### Provided information
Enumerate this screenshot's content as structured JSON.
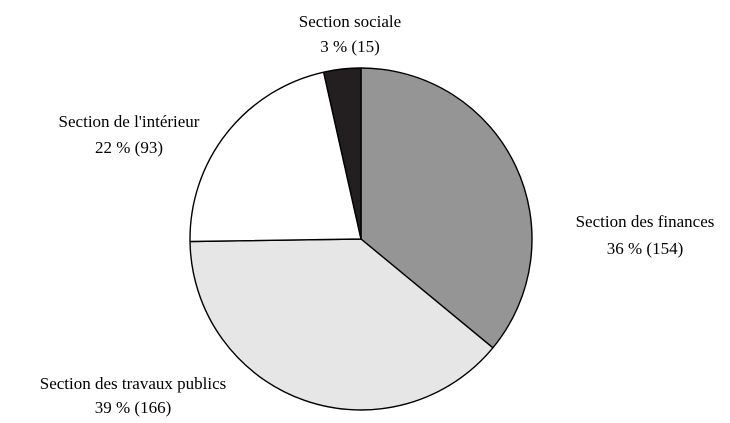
{
  "chart_data": {
    "type": "pie",
    "title": "",
    "slices": [
      {
        "label": "Section des finances",
        "value_text": "36 % (154)",
        "percent": 36,
        "count": 154,
        "color": "#959595"
      },
      {
        "label": "Section des travaux publics",
        "value_text": "39 % (166)",
        "percent": 39,
        "count": 166,
        "color": "#e6e6e6"
      },
      {
        "label": "Section de l'intérieur",
        "value_text": "22 % (93)",
        "percent": 22,
        "count": 93,
        "color": "#ffffff"
      },
      {
        "label": "Section sociale",
        "value_text": "3 % (15)",
        "percent": 3,
        "count": 15,
        "color": "#231f20"
      }
    ],
    "start": "12 o'clock",
    "direction": "clockwise",
    "stroke_color": "#000000"
  }
}
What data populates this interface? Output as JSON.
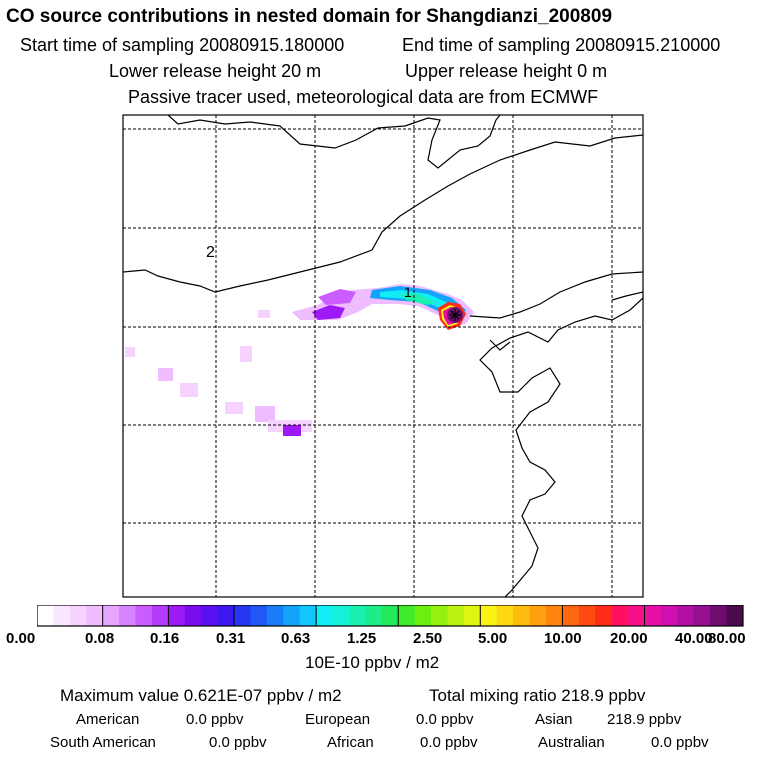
{
  "header": {
    "title": "CO  source contributions in nested domain for Shangdianzi_200809",
    "start_label": "Start time of sampling 20080915.180000",
    "end_label": "End time of sampling 20080915.210000",
    "lower_release": "Lower release height   20 m",
    "upper_release": "Upper release height    0 m",
    "tracer_note": "Passive tracer used, meteorological data are from ECMWF"
  },
  "map": {
    "region_labels": [
      "1",
      "2"
    ],
    "station_marker": "station-star-icon"
  },
  "colorbar": {
    "colors": [
      "#ffffff",
      "#fbe6ff",
      "#f6d3ff",
      "#eebcff",
      "#e6a6ff",
      "#d883ff",
      "#cb5cff",
      "#b53cfb",
      "#9d1af5",
      "#7c0cf0",
      "#5a10f0",
      "#3b18f0",
      "#2636f0",
      "#1f58f5",
      "#1b7cf8",
      "#14a3fb",
      "#11c7fb",
      "#12ecf5",
      "#16f2d8",
      "#1af0b0",
      "#1ced86",
      "#22e85a",
      "#3fea2a",
      "#6cee10",
      "#97ef10",
      "#bcf212",
      "#ddf512",
      "#fbf314",
      "#ffd812",
      "#ffbc10",
      "#ffa010",
      "#ff840e",
      "#ff680f",
      "#ff4a12",
      "#ff2c1a",
      "#ff1060",
      "#f50f88",
      "#e610a6",
      "#cf10b0",
      "#b210a2",
      "#941090",
      "#6e0c70",
      "#4a0a4c"
    ],
    "major_tick_after": [
      4,
      8,
      12,
      17,
      22,
      27,
      32,
      37
    ],
    "tick_labels": [
      "0.00",
      "0.08",
      "0.16",
      "0.31",
      "0.63",
      "1.25",
      "2.50",
      "5.00",
      "10.00",
      "20.00",
      "40.00",
      "80.00"
    ],
    "units": "10E-10 ppbv / m2"
  },
  "summary": {
    "max_value": "Maximum value  0.621E-07 ppbv / m2",
    "total_mixing": "Total mixing ratio     218.9 ppbv",
    "regions": [
      {
        "name": "American",
        "value": "0.0 ppbv"
      },
      {
        "name": "European",
        "value": "0.0 ppbv"
      },
      {
        "name": "Asian",
        "value": "218.9 ppbv"
      },
      {
        "name": "South American",
        "value": "0.0 ppbv"
      },
      {
        "name": "African",
        "value": "0.0 ppbv"
      },
      {
        "name": "Australian",
        "value": "0.0 ppbv"
      }
    ]
  }
}
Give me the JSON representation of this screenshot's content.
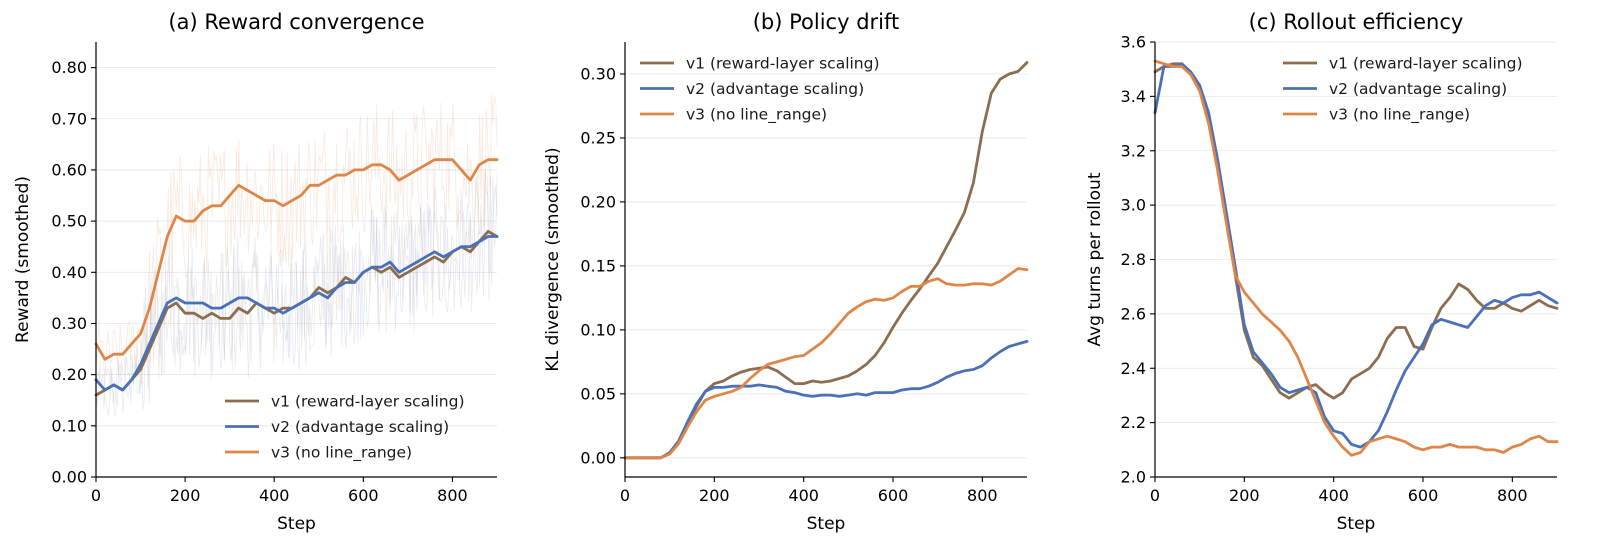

### Task objective
Extract from the data every line where "release" shows up.

### Solution for this problem
    "lower_release": "Lower release height   20 m",
    "upper_release": "Upper release height    0 m",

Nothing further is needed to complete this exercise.